All entries are to be quoted exactly; the images stay out of the copy.

— Start Task material —

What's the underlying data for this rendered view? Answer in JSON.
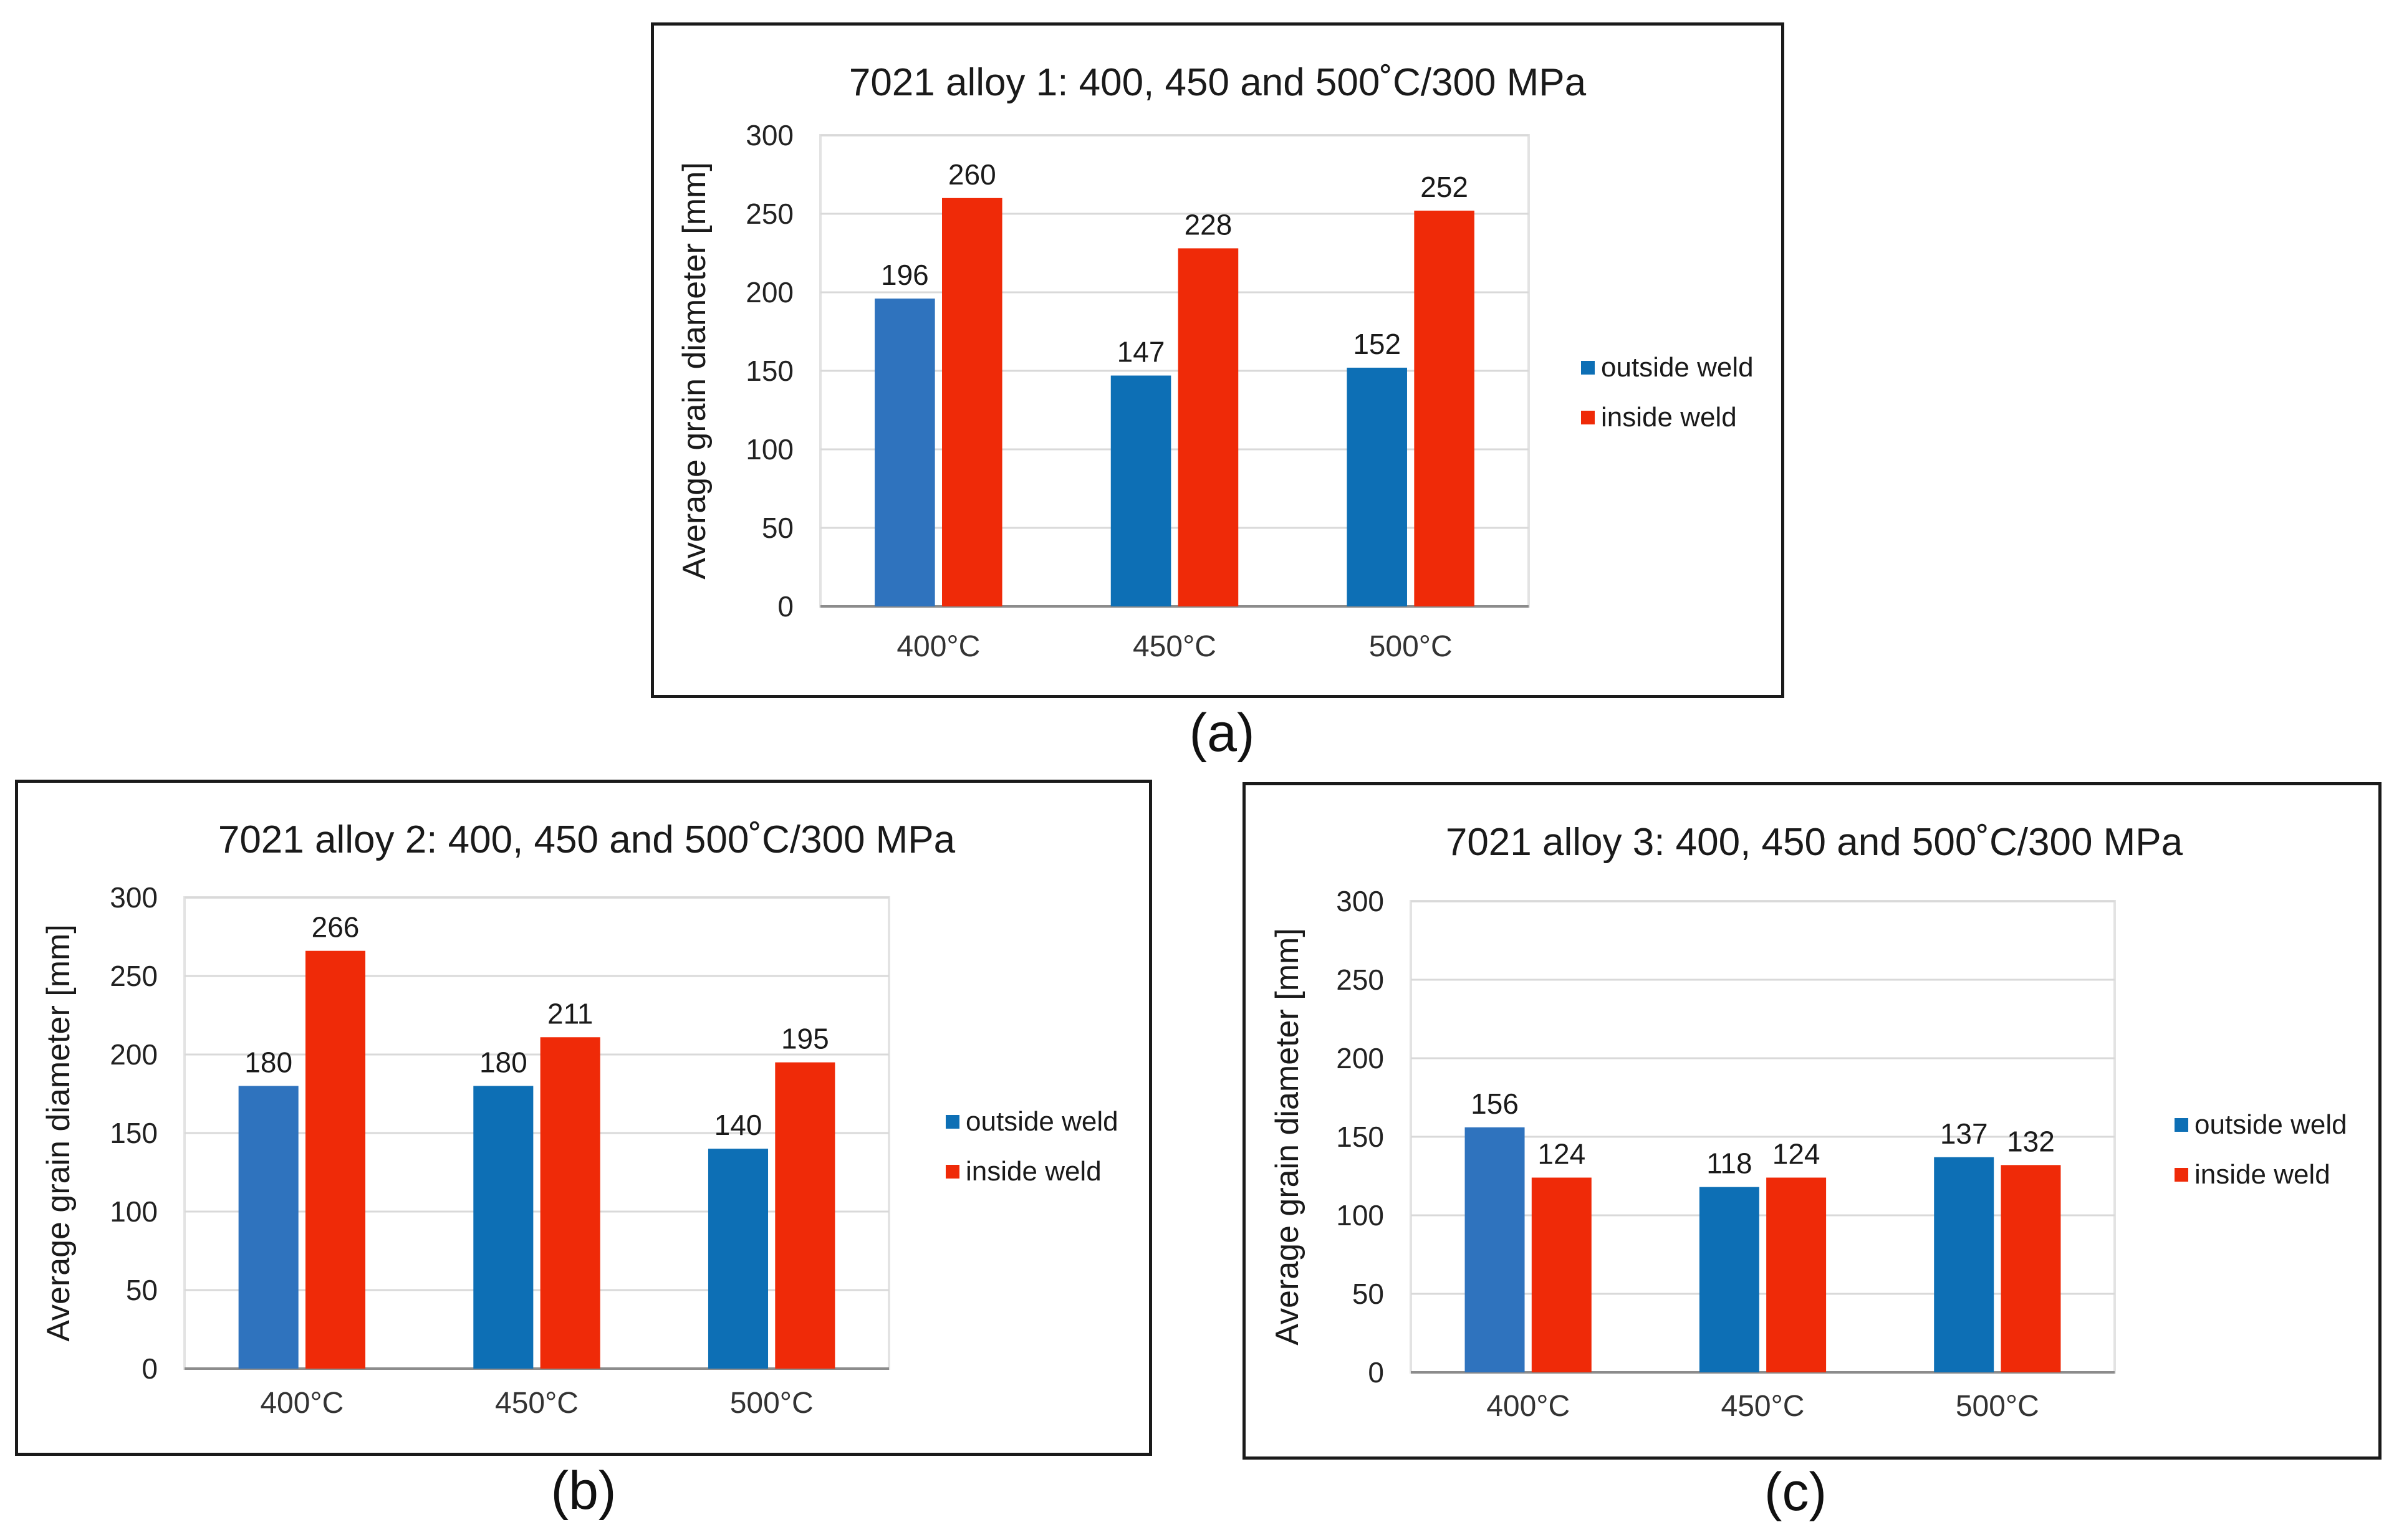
{
  "figure": {
    "colors": {
      "outside": "#2f73be",
      "outside_alt": "#0d6fb5",
      "inside": "#ef2a08",
      "grid": "#d9d9d9",
      "axis": "#8c8c8c"
    },
    "legend": {
      "outside_label": "outside weld",
      "inside_label": "inside weld"
    }
  },
  "chart_data": [
    {
      "panel": "a",
      "caption": "(a)",
      "type": "bar",
      "title": "7021 alloy 1: 400, 450 and 500˚C/300 MPa",
      "xlabel": "",
      "ylabel": "Average grain diameter [mm]",
      "ylim": [
        0,
        300
      ],
      "yticks": [
        0,
        50,
        100,
        150,
        200,
        250,
        300
      ],
      "grid": true,
      "legend_position": "right",
      "categories": [
        "400°C",
        "450°C",
        "500°C"
      ],
      "series": [
        {
          "name": "outside weld",
          "values": [
            196,
            147,
            152
          ]
        },
        {
          "name": "inside weld",
          "values": [
            260,
            228,
            252
          ]
        }
      ]
    },
    {
      "panel": "b",
      "caption": "(b)",
      "type": "bar",
      "title": "7021 alloy 2: 400, 450 and 500˚C/300 MPa",
      "xlabel": "",
      "ylabel": "Average grain diameter [mm]",
      "ylim": [
        0,
        300
      ],
      "yticks": [
        0,
        50,
        100,
        150,
        200,
        250,
        300
      ],
      "grid": true,
      "legend_position": "right",
      "categories": [
        "400°C",
        "450°C",
        "500°C"
      ],
      "series": [
        {
          "name": "outside weld",
          "values": [
            180,
            180,
            140
          ]
        },
        {
          "name": "inside weld",
          "values": [
            266,
            211,
            195
          ]
        }
      ]
    },
    {
      "panel": "c",
      "caption": "(c)",
      "type": "bar",
      "title": "7021 alloy 3: 400, 450 and 500˚C/300 MPa",
      "xlabel": "",
      "ylabel": "Average grain diameter [mm]",
      "ylim": [
        0,
        300
      ],
      "yticks": [
        0,
        50,
        100,
        150,
        200,
        250,
        300
      ],
      "grid": true,
      "legend_position": "right",
      "categories": [
        "400°C",
        "450°C",
        "500°C"
      ],
      "series": [
        {
          "name": "outside weld",
          "values": [
            156,
            118,
            137
          ]
        },
        {
          "name": "inside weld",
          "values": [
            124,
            124,
            132
          ]
        }
      ]
    }
  ]
}
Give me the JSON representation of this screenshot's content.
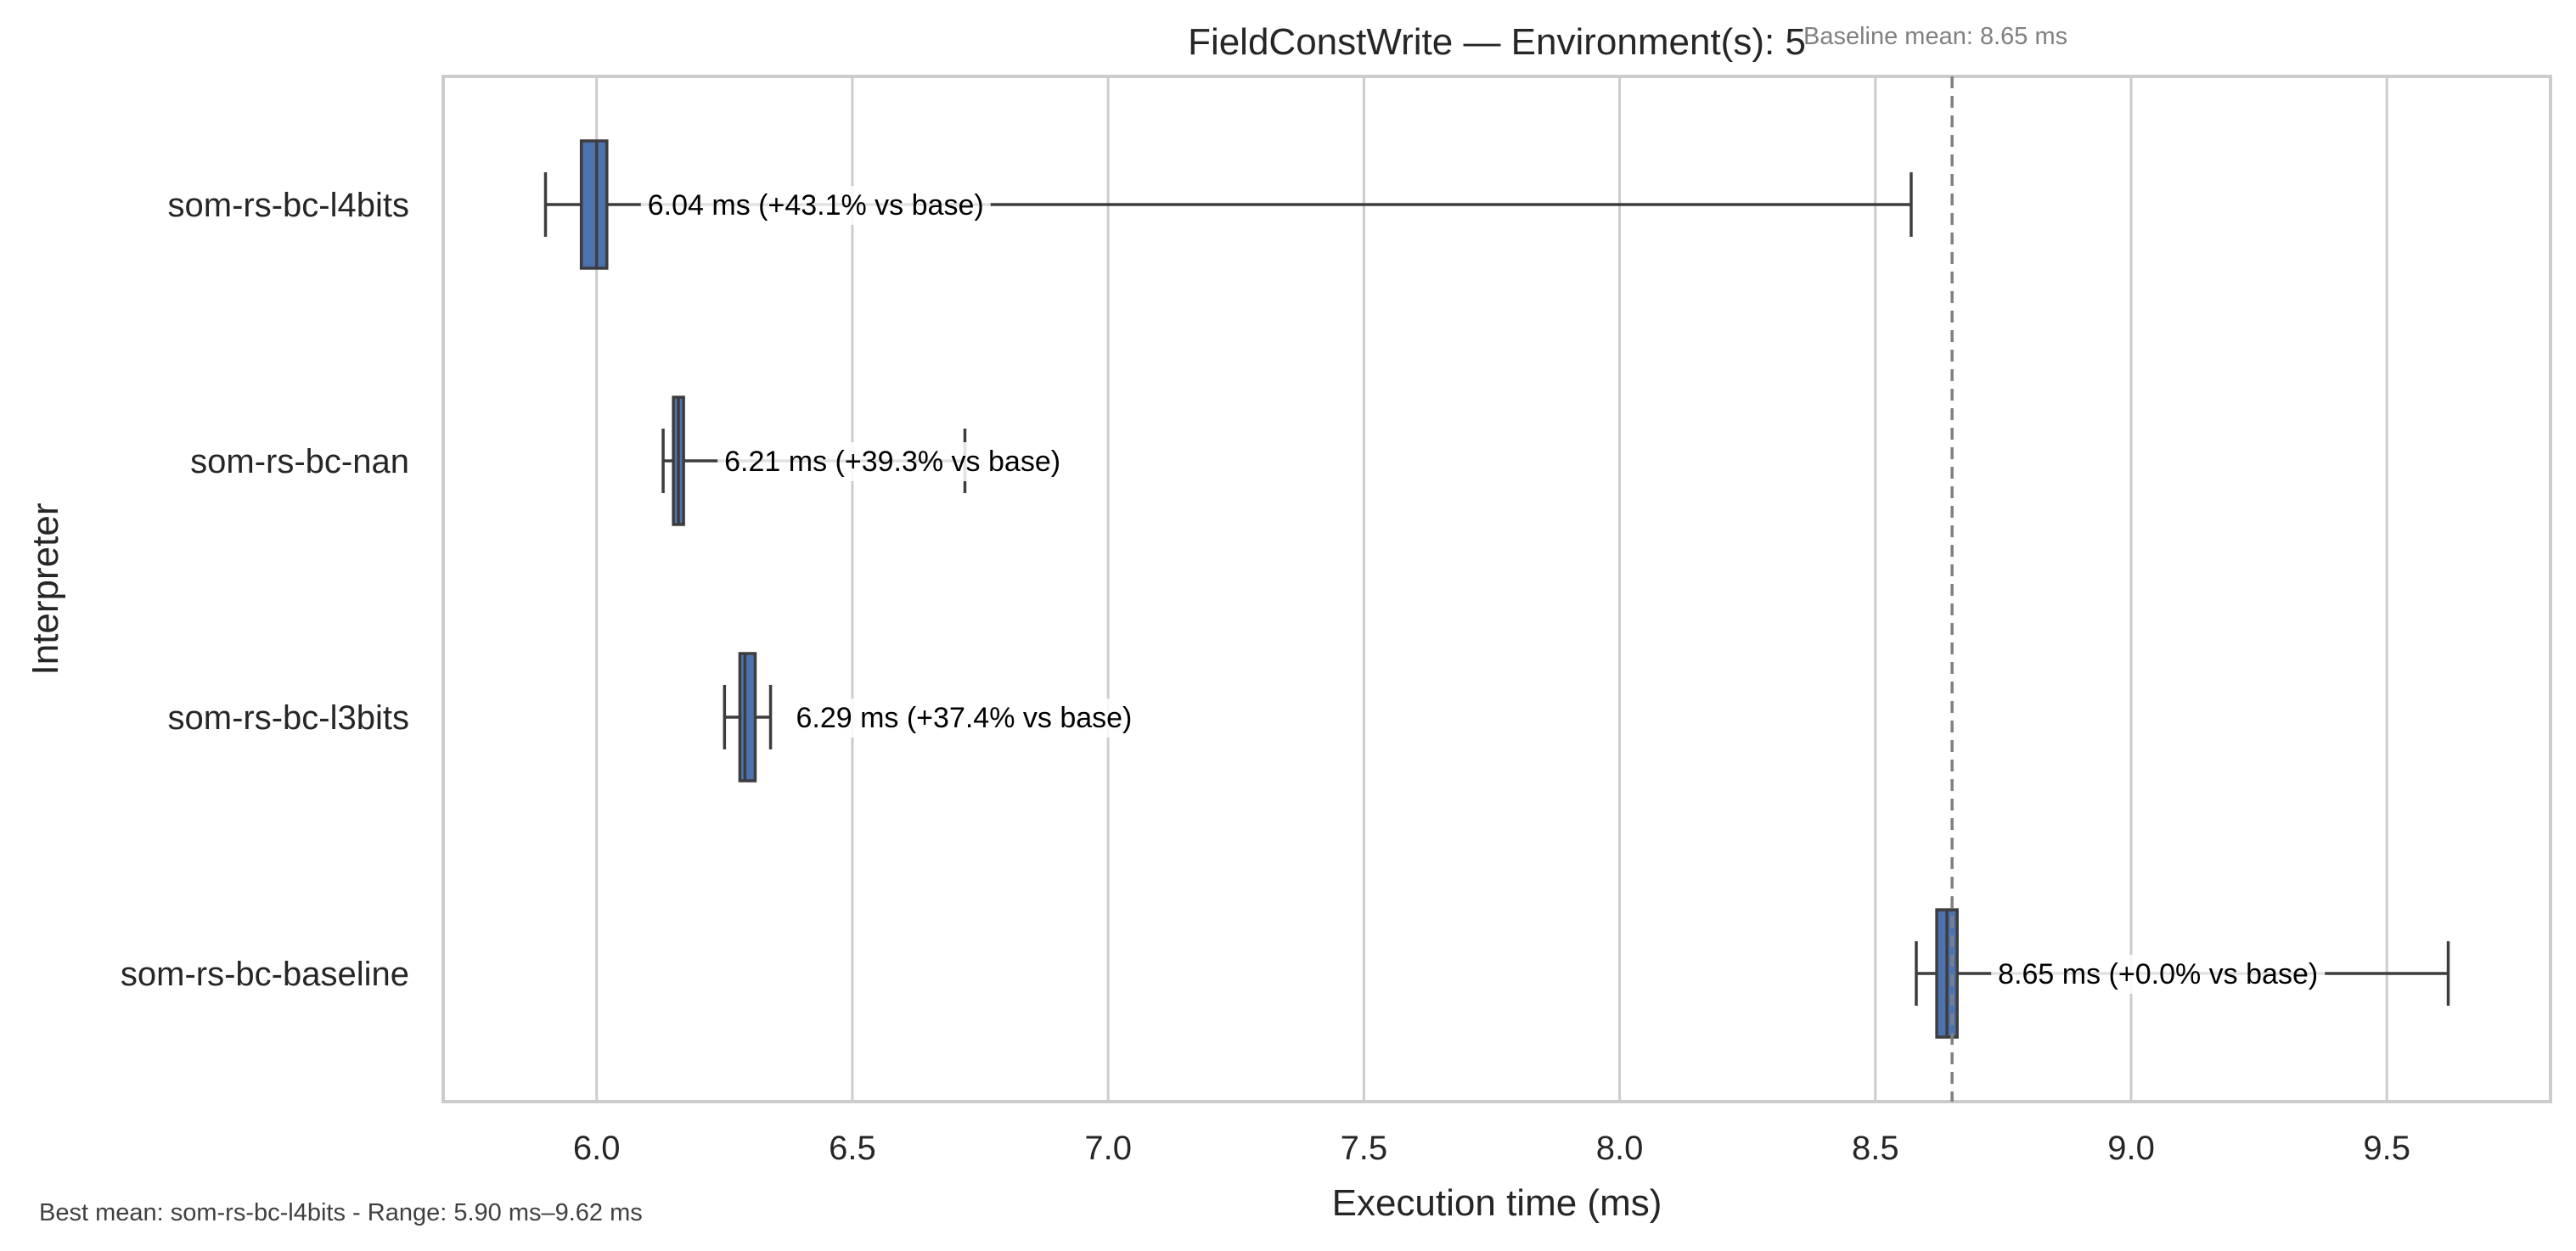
{
  "chart_data": {
    "type": "boxplot",
    "orientation": "horizontal",
    "title": "FieldConstWrite — Environment(s): 5",
    "xlabel": "Execution time (ms)",
    "ylabel": "Interpreter",
    "xlim": [
      5.7,
      9.82
    ],
    "xticks": [
      "6.0",
      "6.5",
      "7.0",
      "7.5",
      "8.0",
      "8.5",
      "9.0",
      "9.5"
    ],
    "grid": "vertical",
    "box_color": "#4c72b0",
    "baseline": {
      "value": 8.65,
      "label": "Baseline mean: 8.65 ms"
    },
    "footnote": "Best mean: som-rs-bc-l4bits - Range: 5.90 ms–9.62 ms",
    "series": [
      {
        "name": "som-rs-bc-l4bits",
        "min": 5.9,
        "q1": 5.97,
        "median": 6.0,
        "q3": 6.02,
        "max": 8.57,
        "annotation": "6.04 ms  (+43.1% vs base)"
      },
      {
        "name": "som-rs-bc-nan",
        "min": 6.13,
        "q1": 6.15,
        "median": 6.16,
        "q3": 6.17,
        "max": 6.72,
        "annotation": "6.21 ms  (+39.3% vs base)"
      },
      {
        "name": "som-rs-bc-l3bits",
        "min": 6.25,
        "q1": 6.28,
        "median": 6.29,
        "q3": 6.31,
        "max": 6.34,
        "annotation": "6.29 ms  (+37.4% vs base)"
      },
      {
        "name": "som-rs-bc-baseline",
        "min": 8.58,
        "q1": 8.62,
        "median": 8.64,
        "q3": 8.66,
        "max": 9.62,
        "annotation": "8.65 ms  (+0.0% vs base)"
      }
    ]
  }
}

— End Task material —

* **Solution**:
What's the underlying data for this rendered view? Answer in JSON.
{
  "figure": {
    "colors": {
      "outside": "#2f73be",
      "outside_alt": "#0d6fb5",
      "inside": "#ef2a08",
      "grid": "#d9d9d9",
      "axis": "#8c8c8c"
    },
    "legend": {
      "outside_label": "outside weld",
      "inside_label": "inside weld"
    }
  },
  "chart_data": [
    {
      "panel": "a",
      "caption": "(a)",
      "type": "bar",
      "title": "7021 alloy 1: 400, 450 and 500˚C/300 MPa",
      "xlabel": "",
      "ylabel": "Average grain diameter [mm]",
      "ylim": [
        0,
        300
      ],
      "yticks": [
        0,
        50,
        100,
        150,
        200,
        250,
        300
      ],
      "grid": true,
      "legend_position": "right",
      "categories": [
        "400°C",
        "450°C",
        "500°C"
      ],
      "series": [
        {
          "name": "outside weld",
          "values": [
            196,
            147,
            152
          ]
        },
        {
          "name": "inside weld",
          "values": [
            260,
            228,
            252
          ]
        }
      ]
    },
    {
      "panel": "b",
      "caption": "(b)",
      "type": "bar",
      "title": "7021 alloy 2: 400, 450 and 500˚C/300 MPa",
      "xlabel": "",
      "ylabel": "Average grain diameter [mm]",
      "ylim": [
        0,
        300
      ],
      "yticks": [
        0,
        50,
        100,
        150,
        200,
        250,
        300
      ],
      "grid": true,
      "legend_position": "right",
      "categories": [
        "400°C",
        "450°C",
        "500°C"
      ],
      "series": [
        {
          "name": "outside weld",
          "values": [
            180,
            180,
            140
          ]
        },
        {
          "name": "inside weld",
          "values": [
            266,
            211,
            195
          ]
        }
      ]
    },
    {
      "panel": "c",
      "caption": "(c)",
      "type": "bar",
      "title": "7021 alloy 3: 400, 450 and 500˚C/300 MPa",
      "xlabel": "",
      "ylabel": "Average grain diameter [mm]",
      "ylim": [
        0,
        300
      ],
      "yticks": [
        0,
        50,
        100,
        150,
        200,
        250,
        300
      ],
      "grid": true,
      "legend_position": "right",
      "categories": [
        "400°C",
        "450°C",
        "500°C"
      ],
      "series": [
        {
          "name": "outside weld",
          "values": [
            156,
            118,
            137
          ]
        },
        {
          "name": "inside weld",
          "values": [
            124,
            124,
            132
          ]
        }
      ]
    }
  ]
}
Give me the JSON representation of this screenshot's content.
{
  "chart_data": {
    "type": "boxplot",
    "orientation": "horizontal",
    "title": "FieldConstWrite — Environment(s): 5",
    "xlabel": "Execution time (ms)",
    "ylabel": "Interpreter",
    "xlim": [
      5.7,
      9.82
    ],
    "xticks": [
      "6.0",
      "6.5",
      "7.0",
      "7.5",
      "8.0",
      "8.5",
      "9.0",
      "9.5"
    ],
    "grid": "vertical",
    "box_color": "#4c72b0",
    "baseline": {
      "value": 8.65,
      "label": "Baseline mean: 8.65 ms"
    },
    "footnote": "Best mean: som-rs-bc-l4bits - Range: 5.90 ms–9.62 ms",
    "series": [
      {
        "name": "som-rs-bc-l4bits",
        "min": 5.9,
        "q1": 5.97,
        "median": 6.0,
        "q3": 6.02,
        "max": 8.57,
        "annotation": "6.04 ms  (+43.1% vs base)"
      },
      {
        "name": "som-rs-bc-nan",
        "min": 6.13,
        "q1": 6.15,
        "median": 6.16,
        "q3": 6.17,
        "max": 6.72,
        "annotation": "6.21 ms  (+39.3% vs base)"
      },
      {
        "name": "som-rs-bc-l3bits",
        "min": 6.25,
        "q1": 6.28,
        "median": 6.29,
        "q3": 6.31,
        "max": 6.34,
        "annotation": "6.29 ms  (+37.4% vs base)"
      },
      {
        "name": "som-rs-bc-baseline",
        "min": 8.58,
        "q1": 8.62,
        "median": 8.64,
        "q3": 8.66,
        "max": 9.62,
        "annotation": "8.65 ms  (+0.0% vs base)"
      }
    ]
  }
}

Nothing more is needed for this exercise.